### [STATED GOAL]
Your task is to output all the records below, word for word.

-=-=-=-=-

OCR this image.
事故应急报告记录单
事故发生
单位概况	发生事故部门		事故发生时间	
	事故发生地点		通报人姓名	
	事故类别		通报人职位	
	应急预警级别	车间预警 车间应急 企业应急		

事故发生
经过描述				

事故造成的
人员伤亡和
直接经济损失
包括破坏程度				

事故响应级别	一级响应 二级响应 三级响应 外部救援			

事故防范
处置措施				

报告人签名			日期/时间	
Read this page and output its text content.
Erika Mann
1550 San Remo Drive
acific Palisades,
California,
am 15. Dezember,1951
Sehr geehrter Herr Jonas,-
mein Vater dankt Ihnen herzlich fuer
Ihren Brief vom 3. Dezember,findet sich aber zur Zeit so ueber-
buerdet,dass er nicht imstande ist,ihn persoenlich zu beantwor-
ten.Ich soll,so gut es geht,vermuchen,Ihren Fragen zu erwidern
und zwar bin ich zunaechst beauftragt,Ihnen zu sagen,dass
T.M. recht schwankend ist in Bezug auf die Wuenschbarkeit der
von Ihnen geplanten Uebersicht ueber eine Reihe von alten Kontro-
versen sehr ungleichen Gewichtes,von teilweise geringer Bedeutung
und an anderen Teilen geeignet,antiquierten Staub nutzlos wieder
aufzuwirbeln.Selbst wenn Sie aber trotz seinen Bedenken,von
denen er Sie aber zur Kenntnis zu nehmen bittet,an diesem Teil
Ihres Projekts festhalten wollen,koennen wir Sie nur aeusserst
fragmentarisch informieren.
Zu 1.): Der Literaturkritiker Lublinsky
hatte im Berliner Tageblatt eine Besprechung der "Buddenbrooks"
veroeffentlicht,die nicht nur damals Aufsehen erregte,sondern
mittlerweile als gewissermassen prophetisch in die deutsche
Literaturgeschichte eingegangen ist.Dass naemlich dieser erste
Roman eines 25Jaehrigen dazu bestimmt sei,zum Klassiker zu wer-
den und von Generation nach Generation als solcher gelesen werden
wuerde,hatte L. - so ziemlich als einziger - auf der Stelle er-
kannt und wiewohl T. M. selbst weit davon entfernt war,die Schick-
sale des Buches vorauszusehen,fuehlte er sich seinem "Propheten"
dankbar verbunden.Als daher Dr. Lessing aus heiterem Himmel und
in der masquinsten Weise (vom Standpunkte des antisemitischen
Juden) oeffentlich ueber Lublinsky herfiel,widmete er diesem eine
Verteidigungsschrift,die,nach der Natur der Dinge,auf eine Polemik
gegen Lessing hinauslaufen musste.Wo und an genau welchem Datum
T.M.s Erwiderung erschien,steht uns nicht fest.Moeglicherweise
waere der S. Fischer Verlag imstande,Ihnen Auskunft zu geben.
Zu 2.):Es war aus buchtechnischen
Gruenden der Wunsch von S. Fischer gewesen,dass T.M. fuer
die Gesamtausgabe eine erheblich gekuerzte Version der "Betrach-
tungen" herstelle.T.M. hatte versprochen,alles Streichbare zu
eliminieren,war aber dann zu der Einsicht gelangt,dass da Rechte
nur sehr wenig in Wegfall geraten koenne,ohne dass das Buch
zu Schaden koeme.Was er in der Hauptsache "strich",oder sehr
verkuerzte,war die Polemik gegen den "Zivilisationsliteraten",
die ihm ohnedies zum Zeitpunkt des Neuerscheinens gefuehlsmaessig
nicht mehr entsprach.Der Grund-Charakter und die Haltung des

-=-=-=-=-

### [ANSWER IN FULL]
OCR this image.
事故应急报告记录单
事故发生
单位概况	发生事故部门		事故发生时间	
	事故发生地点		通报人姓名	
	事故类别		通报人职位	
	应急预警级别	车间预警 车间应急 企业应急		

事故发生
经过描述				

事故造成的
人员伤亡和
直接经济损失
包括破坏程度				

事故响应级别	一级响应 二级响应 三级响应 外部救援			

事故防范
处置措施				

报告人签名			日期/时间	
Read this page and output its text content.
Erika Mann
1550 San Remo Drive
acific Palisades,
California,
am 15. Dezember,1951
Sehr geehrter Herr Jonas,-
mein Vater dankt Ihnen herzlich fuer
Ihren Brief vom 3. Dezember,findet sich aber zur Zeit so ueber-
buerdet,dass er nicht imstande ist,ihn persoenlich zu beantwor-
ten.Ich soll,so gut es geht,vermuchen,Ihren Fragen zu erwidern
und zwar bin ich zunaechst beauftragt,Ihnen zu sagen,dass
T.M. recht schwankend ist in Bezug auf die Wuenschbarkeit der
von Ihnen geplanten Uebersicht ueber eine Reihe von alten Kontro-
versen sehr ungleichen Gewichtes,von teilweise geringer Bedeutung
und an anderen Teilen geeignet,antiquierten Staub nutzlos wieder
aufzuwirbeln.Selbst wenn Sie aber trotz seinen Bedenken,von
denen er Sie aber zur Kenntnis zu nehmen bittet,an diesem Teil
Ihres Projekts festhalten wollen,koennen wir Sie nur aeusserst
fragmentarisch informieren.
Zu 1.): Der Literaturkritiker Lublinsky
hatte im Berliner Tageblatt eine Besprechung der "Buddenbrooks"
veroeffentlicht,die nicht nur damals Aufsehen erregte,sondern
mittlerweile als gewissermassen prophetisch in die deutsche
Literaturgeschichte eingegangen ist.Dass naemlich dieser erste
Roman eines 25Jaehrigen dazu bestimmt sei,zum Klassiker zu wer-
den und von Generation nach Generation als solcher gelesen werden
wuerde,hatte L. - so ziemlich als einziger - auf der Stelle er-
kannt und wiewohl T. M. selbst weit davon entfernt war,die Schick-
sale des Buches vorauszusehen,fuehlte er sich seinem "Propheten"
dankbar verbunden.Als daher Dr. Lessing aus heiterem Himmel und
in der masquinsten Weise (vom Standpunkte des antisemitischen
Juden) oeffentlich ueber Lublinsky herfiel,widmete er diesem eine
Verteidigungsschrift,die,nach der Natur der Dinge,auf eine Polemik
gegen Lessing hinauslaufen musste.Wo und an genau welchem Datum
T.M.s Erwiderung erschien,steht uns nicht fest.Moeglicherweise
waere der S. Fischer Verlag imstande,Ihnen Auskunft zu geben.
Zu 2.):Es war aus buchtechnischen
Gruenden der Wunsch von S. Fischer gewesen,dass T.M. fuer
die Gesamtausgabe eine erheblich gekuerzte Version der "Betrach-
tungen" herstelle.T.M. hatte versprochen,alles Streichbare zu
eliminieren,war aber dann zu der Einsicht gelangt,dass da Rechte
nur sehr wenig in Wegfall geraten koenne,ohne dass das Buch
zu Schaden koeme.Was er in der Hauptsache "strich",oder sehr
verkuerzte,war die Polemik gegen den "Zivilisationsliteraten",
die ihm ohnedies zum Zeitpunkt des Neuerscheinens gefuehlsmaessig
nicht mehr entsprach.Der Grund-Charakter und die Haltung des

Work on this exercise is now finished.